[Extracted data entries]
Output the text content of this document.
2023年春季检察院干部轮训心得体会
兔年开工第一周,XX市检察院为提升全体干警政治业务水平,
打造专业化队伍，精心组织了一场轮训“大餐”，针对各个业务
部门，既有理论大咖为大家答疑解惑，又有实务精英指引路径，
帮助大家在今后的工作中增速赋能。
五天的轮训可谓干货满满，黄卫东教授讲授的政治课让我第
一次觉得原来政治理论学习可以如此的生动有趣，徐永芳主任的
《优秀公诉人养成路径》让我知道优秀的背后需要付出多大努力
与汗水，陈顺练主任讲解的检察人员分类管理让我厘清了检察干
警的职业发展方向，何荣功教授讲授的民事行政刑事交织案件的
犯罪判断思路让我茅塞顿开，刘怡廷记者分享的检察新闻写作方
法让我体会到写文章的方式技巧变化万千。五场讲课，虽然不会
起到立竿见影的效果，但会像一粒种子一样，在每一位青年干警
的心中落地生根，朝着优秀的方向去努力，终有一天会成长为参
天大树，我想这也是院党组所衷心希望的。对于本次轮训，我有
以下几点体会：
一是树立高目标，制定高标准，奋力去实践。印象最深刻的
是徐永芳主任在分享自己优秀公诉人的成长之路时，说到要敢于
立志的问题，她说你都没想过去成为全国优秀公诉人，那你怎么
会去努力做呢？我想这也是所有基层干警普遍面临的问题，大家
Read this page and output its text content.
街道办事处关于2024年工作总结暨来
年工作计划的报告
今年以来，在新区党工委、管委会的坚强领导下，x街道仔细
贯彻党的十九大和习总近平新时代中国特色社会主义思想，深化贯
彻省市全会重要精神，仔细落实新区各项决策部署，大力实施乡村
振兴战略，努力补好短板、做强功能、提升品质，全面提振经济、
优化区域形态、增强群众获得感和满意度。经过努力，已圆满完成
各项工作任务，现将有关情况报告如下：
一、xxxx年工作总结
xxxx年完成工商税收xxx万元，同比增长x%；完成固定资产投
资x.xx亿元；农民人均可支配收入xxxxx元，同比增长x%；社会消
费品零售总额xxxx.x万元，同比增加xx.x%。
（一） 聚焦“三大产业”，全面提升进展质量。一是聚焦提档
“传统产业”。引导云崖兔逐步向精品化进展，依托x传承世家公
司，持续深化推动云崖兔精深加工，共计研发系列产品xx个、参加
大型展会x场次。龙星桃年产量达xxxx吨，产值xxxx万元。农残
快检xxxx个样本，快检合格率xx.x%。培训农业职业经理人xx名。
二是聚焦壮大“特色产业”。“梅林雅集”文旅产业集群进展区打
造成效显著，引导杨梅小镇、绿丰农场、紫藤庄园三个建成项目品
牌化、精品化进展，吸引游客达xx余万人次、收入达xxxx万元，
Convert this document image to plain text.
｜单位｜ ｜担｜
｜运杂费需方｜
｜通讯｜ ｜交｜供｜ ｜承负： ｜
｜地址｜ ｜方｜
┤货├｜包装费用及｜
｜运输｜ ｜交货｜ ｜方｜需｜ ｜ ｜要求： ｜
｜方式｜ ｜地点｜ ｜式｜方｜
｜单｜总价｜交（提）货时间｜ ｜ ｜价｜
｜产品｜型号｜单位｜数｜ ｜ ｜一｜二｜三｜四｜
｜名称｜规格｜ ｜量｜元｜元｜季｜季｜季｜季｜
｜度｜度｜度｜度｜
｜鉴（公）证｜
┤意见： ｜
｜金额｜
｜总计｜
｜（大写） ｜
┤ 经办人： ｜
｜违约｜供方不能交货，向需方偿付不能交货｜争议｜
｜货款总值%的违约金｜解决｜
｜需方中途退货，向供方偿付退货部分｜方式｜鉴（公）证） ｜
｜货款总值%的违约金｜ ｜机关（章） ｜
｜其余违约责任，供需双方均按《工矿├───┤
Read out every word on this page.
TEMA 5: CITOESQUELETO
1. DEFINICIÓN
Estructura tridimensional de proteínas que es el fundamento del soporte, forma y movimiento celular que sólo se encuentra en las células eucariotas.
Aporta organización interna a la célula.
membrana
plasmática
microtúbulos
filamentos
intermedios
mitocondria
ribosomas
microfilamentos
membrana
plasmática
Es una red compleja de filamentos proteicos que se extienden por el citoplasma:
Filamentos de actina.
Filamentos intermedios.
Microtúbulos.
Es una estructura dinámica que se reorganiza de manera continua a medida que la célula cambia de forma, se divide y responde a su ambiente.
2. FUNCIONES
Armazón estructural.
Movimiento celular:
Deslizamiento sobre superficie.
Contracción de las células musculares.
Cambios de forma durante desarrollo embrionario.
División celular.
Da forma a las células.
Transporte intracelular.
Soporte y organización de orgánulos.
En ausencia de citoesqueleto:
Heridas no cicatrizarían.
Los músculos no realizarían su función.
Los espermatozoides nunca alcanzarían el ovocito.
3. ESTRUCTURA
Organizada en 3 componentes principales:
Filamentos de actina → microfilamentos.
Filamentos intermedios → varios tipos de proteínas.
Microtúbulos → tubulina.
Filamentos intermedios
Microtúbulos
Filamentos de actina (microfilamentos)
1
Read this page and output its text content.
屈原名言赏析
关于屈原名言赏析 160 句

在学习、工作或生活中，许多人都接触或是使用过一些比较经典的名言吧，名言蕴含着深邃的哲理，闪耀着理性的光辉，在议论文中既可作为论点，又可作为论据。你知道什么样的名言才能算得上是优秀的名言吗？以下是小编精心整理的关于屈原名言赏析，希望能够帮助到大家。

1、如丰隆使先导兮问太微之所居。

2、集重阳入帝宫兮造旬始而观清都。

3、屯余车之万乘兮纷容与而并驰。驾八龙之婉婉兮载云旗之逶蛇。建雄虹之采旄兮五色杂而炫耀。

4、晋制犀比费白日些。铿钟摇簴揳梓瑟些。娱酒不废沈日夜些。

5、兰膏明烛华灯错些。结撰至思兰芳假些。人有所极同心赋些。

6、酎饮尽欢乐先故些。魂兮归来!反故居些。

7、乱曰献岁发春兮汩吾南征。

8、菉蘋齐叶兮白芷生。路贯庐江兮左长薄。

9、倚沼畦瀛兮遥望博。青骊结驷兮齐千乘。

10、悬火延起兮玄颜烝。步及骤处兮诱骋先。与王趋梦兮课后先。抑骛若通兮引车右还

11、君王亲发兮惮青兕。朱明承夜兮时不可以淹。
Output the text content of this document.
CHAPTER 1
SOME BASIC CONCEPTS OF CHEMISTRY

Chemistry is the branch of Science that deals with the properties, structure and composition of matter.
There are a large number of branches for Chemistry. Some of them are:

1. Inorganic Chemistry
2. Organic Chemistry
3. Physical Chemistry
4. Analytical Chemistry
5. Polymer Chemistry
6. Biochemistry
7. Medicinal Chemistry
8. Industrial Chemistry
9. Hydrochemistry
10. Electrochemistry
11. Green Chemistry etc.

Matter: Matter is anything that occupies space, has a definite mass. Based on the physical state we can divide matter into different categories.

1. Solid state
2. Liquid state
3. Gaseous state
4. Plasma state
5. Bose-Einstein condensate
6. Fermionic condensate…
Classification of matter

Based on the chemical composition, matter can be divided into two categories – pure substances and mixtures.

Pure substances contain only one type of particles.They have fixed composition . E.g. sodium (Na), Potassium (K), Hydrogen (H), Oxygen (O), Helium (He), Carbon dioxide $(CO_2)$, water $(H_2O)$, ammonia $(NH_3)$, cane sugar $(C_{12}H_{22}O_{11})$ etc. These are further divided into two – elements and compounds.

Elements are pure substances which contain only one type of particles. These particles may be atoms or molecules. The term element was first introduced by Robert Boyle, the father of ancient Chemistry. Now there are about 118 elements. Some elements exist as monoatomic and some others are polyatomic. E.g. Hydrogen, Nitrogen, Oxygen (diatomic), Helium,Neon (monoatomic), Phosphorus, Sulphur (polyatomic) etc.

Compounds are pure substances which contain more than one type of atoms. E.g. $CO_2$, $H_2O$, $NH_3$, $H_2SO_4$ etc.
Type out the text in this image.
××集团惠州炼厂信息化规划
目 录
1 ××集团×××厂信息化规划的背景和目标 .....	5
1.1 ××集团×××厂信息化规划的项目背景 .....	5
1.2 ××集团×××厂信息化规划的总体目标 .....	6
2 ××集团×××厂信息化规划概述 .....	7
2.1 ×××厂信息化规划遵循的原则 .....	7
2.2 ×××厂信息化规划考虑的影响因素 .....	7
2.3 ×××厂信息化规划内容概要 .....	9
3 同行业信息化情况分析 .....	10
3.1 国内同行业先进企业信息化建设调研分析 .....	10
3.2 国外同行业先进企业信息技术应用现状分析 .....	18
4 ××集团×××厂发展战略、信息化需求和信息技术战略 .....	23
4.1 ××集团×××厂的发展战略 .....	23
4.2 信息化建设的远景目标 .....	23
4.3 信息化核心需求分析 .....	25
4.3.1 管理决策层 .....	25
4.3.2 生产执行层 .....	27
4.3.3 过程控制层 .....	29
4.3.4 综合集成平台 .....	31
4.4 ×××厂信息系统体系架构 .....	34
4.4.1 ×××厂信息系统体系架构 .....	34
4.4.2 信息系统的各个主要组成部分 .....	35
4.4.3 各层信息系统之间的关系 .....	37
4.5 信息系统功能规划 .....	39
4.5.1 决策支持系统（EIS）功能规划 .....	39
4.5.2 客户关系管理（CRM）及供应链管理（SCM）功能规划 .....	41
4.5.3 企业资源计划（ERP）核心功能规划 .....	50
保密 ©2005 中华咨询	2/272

PROBLEM STATEMENT: Pick out the lines that include the word "proteínas" and write them out.

TASK RESULT:
Estructura tridimensional de proteínas que es el fundamento del soporte, forma y movimiento celular que sólo se encuentra en las células eucariotas.
Filamentos intermedios → varios tipos de proteínas.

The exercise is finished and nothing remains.